Excerpt from a dataset

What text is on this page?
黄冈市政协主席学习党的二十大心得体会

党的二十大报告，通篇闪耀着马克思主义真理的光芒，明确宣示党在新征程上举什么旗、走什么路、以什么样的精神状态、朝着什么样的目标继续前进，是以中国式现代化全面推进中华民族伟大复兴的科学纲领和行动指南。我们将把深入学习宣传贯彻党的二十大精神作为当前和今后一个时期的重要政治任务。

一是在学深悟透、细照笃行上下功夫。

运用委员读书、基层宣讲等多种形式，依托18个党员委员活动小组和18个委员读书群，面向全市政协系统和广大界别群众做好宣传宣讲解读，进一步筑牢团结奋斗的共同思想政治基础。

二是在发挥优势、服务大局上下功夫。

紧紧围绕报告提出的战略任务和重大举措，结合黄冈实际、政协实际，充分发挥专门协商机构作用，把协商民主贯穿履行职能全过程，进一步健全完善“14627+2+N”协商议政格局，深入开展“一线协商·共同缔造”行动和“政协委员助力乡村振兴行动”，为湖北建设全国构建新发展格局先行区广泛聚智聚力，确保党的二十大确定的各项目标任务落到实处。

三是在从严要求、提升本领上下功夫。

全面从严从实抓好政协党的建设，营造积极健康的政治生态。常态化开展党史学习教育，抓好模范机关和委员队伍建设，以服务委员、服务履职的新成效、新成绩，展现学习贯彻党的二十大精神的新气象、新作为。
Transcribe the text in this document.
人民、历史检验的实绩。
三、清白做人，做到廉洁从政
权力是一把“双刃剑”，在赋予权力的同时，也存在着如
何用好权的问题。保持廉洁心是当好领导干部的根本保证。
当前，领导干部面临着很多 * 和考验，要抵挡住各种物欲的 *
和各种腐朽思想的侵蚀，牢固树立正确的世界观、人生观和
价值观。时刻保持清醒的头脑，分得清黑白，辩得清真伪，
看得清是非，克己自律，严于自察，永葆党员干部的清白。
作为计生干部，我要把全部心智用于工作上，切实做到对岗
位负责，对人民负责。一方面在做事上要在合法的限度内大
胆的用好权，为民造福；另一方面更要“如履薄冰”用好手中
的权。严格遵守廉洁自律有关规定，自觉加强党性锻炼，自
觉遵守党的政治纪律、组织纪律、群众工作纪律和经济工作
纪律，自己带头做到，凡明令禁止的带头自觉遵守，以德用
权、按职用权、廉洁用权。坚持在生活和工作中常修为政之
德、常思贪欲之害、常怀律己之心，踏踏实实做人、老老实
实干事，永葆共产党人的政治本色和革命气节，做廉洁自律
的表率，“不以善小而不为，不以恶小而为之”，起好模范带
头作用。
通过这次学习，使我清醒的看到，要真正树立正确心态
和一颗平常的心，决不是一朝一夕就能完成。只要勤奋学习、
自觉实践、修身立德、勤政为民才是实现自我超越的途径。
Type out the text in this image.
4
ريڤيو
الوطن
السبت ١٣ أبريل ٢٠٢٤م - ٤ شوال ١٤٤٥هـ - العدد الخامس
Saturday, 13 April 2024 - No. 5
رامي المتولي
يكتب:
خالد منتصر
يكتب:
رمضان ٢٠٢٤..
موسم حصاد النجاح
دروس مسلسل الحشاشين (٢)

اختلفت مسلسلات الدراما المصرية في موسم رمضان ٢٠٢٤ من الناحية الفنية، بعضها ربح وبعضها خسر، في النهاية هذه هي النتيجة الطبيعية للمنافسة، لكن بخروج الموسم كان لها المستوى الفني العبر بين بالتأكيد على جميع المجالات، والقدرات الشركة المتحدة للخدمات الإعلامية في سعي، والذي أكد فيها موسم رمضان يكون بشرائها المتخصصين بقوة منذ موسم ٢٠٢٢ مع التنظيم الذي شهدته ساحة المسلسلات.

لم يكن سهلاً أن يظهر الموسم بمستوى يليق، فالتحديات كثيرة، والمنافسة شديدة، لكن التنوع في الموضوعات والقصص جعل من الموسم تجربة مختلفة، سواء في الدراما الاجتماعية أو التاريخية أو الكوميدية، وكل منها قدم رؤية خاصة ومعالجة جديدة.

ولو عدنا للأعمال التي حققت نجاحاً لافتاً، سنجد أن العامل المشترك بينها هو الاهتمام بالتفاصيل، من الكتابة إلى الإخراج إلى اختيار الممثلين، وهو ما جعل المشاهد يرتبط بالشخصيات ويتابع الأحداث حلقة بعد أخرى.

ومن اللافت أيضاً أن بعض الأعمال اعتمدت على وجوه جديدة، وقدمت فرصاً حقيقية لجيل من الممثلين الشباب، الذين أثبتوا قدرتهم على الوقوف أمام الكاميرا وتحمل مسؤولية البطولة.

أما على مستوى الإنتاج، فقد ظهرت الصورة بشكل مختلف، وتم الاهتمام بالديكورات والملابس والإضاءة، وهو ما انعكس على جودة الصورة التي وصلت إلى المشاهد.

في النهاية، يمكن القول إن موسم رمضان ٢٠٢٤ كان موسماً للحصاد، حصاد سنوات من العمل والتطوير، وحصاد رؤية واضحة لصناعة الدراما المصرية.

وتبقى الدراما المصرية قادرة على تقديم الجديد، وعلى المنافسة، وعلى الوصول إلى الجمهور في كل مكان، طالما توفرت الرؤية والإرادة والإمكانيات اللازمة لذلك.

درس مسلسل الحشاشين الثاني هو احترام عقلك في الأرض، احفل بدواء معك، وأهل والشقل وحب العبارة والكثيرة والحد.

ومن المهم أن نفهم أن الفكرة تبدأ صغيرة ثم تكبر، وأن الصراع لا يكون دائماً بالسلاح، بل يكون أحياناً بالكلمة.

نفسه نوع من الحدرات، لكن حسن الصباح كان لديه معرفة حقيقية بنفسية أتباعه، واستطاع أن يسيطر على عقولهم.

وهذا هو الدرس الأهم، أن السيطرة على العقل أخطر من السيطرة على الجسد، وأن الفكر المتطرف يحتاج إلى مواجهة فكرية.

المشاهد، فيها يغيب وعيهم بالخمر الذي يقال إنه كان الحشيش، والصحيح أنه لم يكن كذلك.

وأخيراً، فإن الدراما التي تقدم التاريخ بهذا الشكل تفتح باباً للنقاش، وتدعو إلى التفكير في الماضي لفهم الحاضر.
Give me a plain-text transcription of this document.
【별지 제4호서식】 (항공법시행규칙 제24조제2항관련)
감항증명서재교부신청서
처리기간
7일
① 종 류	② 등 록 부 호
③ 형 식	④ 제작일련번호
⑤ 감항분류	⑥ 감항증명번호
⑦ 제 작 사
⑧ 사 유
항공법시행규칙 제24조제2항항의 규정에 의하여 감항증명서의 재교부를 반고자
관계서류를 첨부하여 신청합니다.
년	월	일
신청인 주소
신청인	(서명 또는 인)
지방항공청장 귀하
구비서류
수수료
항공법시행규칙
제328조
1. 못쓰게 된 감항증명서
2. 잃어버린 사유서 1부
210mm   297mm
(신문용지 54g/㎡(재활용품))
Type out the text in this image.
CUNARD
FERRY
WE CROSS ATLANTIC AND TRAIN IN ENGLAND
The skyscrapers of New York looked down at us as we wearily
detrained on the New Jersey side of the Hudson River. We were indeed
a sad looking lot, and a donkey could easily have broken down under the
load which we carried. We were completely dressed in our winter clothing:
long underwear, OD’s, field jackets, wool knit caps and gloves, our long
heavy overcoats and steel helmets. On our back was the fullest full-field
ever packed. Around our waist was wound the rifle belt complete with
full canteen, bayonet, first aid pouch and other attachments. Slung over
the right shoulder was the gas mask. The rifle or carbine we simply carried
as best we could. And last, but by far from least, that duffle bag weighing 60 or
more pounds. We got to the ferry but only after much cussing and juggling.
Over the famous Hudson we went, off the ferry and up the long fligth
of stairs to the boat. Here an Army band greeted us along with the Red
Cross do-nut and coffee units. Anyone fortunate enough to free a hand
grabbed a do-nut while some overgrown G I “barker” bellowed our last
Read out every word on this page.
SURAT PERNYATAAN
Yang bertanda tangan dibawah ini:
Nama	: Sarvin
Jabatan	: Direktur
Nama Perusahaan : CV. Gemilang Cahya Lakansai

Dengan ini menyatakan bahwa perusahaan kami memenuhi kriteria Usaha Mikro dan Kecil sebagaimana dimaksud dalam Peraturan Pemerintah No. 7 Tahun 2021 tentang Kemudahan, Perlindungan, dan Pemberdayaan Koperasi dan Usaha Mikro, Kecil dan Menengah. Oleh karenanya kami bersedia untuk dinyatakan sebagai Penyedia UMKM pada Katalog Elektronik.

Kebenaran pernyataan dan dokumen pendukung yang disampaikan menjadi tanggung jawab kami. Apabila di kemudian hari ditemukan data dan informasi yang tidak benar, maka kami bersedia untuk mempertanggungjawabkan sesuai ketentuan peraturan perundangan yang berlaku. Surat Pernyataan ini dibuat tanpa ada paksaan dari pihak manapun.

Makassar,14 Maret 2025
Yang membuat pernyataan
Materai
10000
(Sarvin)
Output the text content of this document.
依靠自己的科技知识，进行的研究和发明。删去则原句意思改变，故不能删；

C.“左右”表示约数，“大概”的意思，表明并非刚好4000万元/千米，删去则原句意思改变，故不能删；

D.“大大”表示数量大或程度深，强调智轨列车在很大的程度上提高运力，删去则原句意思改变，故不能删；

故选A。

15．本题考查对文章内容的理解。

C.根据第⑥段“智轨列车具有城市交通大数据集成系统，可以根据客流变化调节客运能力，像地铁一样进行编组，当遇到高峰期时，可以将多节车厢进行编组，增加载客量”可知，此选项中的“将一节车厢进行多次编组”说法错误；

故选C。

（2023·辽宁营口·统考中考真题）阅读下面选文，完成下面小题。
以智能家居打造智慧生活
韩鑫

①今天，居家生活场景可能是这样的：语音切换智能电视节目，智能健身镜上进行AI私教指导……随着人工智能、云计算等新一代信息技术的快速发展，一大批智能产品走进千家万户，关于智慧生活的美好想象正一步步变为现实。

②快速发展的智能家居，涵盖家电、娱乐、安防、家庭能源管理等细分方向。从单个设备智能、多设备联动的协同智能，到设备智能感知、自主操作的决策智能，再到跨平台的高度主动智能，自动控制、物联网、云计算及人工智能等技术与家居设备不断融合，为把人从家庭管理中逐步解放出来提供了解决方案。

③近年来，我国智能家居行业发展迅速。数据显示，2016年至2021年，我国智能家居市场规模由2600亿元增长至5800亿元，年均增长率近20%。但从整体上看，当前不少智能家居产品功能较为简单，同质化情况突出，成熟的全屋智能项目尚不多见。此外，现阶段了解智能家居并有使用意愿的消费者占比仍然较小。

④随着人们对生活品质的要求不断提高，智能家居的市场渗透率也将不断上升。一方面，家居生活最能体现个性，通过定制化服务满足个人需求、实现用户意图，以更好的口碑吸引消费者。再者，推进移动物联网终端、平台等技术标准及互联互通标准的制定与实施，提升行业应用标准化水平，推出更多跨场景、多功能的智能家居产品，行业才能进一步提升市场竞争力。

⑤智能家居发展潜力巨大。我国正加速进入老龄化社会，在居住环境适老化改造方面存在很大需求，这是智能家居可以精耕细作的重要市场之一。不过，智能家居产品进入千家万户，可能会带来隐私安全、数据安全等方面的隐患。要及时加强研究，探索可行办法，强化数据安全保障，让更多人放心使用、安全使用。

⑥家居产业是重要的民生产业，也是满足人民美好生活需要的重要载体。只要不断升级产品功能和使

Exercise instructions
Which lines contain "document"? Copy each of them out.

Response
Transcribe the text in this document.
Give me a plain-text transcription of this document.
Output the text content of this document.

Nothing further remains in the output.